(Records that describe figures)
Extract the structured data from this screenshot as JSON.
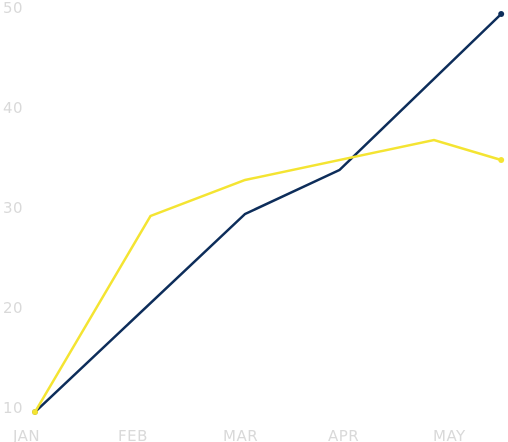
{
  "chart_data": {
    "type": "line",
    "title": "",
    "xlabel": "",
    "ylabel": "",
    "x_ticks": [
      "JAN",
      "FEB",
      "MAR",
      "APR",
      "MAY"
    ],
    "y_ticks": [
      "10",
      "20",
      "30",
      "40",
      "50"
    ],
    "ylim": [
      10,
      50
    ],
    "grid": false,
    "legend": "none",
    "series": [
      {
        "color": "#0d2d5a",
        "points": [
          {
            "x": 0,
            "y": 9.6
          },
          {
            "x": 2,
            "y": 29.4
          },
          {
            "x": 2.9,
            "y": 33.8
          },
          {
            "x": 4.44,
            "y": 49.4
          }
        ]
      },
      {
        "color": "#f4e432",
        "points": [
          {
            "x": 0,
            "y": 9.6
          },
          {
            "x": 1.1,
            "y": 29.2
          },
          {
            "x": 2,
            "y": 32.8
          },
          {
            "x": 3.8,
            "y": 36.8
          },
          {
            "x": 4.44,
            "y": 34.8
          }
        ]
      }
    ]
  }
}
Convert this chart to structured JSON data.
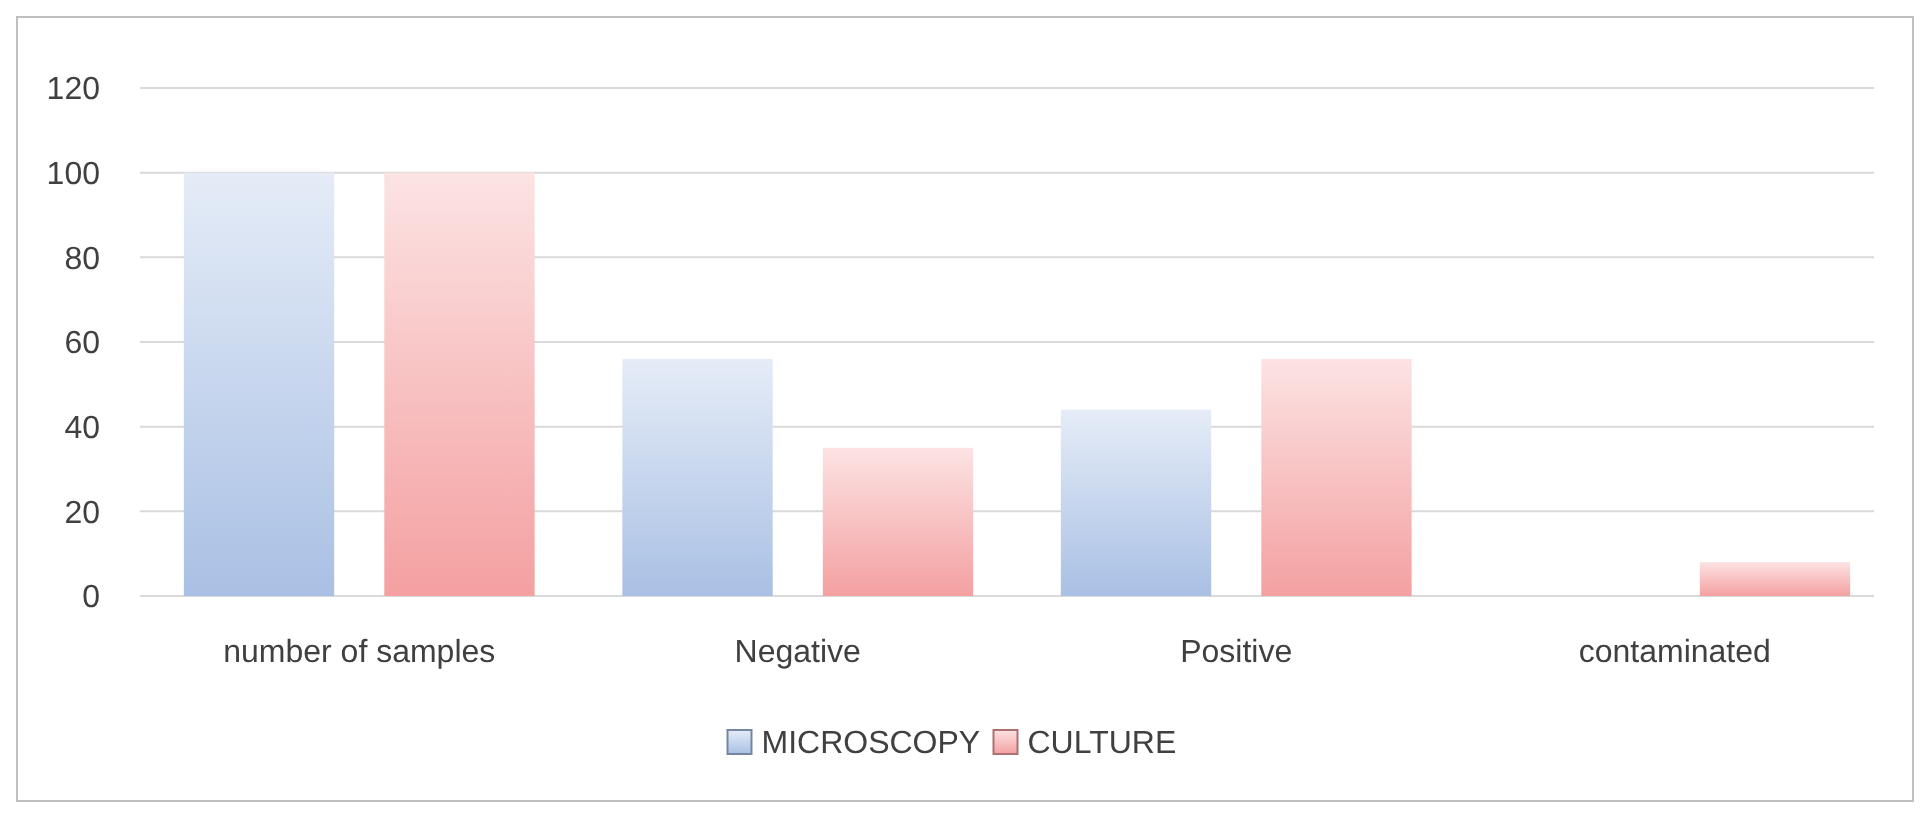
{
  "chart_data": {
    "type": "bar",
    "categories": [
      "number of samples",
      "Negative",
      "Positive",
      "contaminated"
    ],
    "series": [
      {
        "name": "MICROSCOPY",
        "color": "#a9c0e4",
        "values": [
          100,
          56,
          44,
          0
        ]
      },
      {
        "name": "CULTURE",
        "color": "#f4a0a1",
        "values": [
          100,
          35,
          56,
          8
        ]
      }
    ],
    "ylim": [
      0,
      120
    ],
    "yticks": [
      0,
      20,
      40,
      60,
      80,
      100,
      120
    ],
    "grid": "y",
    "legend": "bottom"
  }
}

(Request)
Going through the records above, state how many lines carry "structured", with no other text.

(Worked answer)
2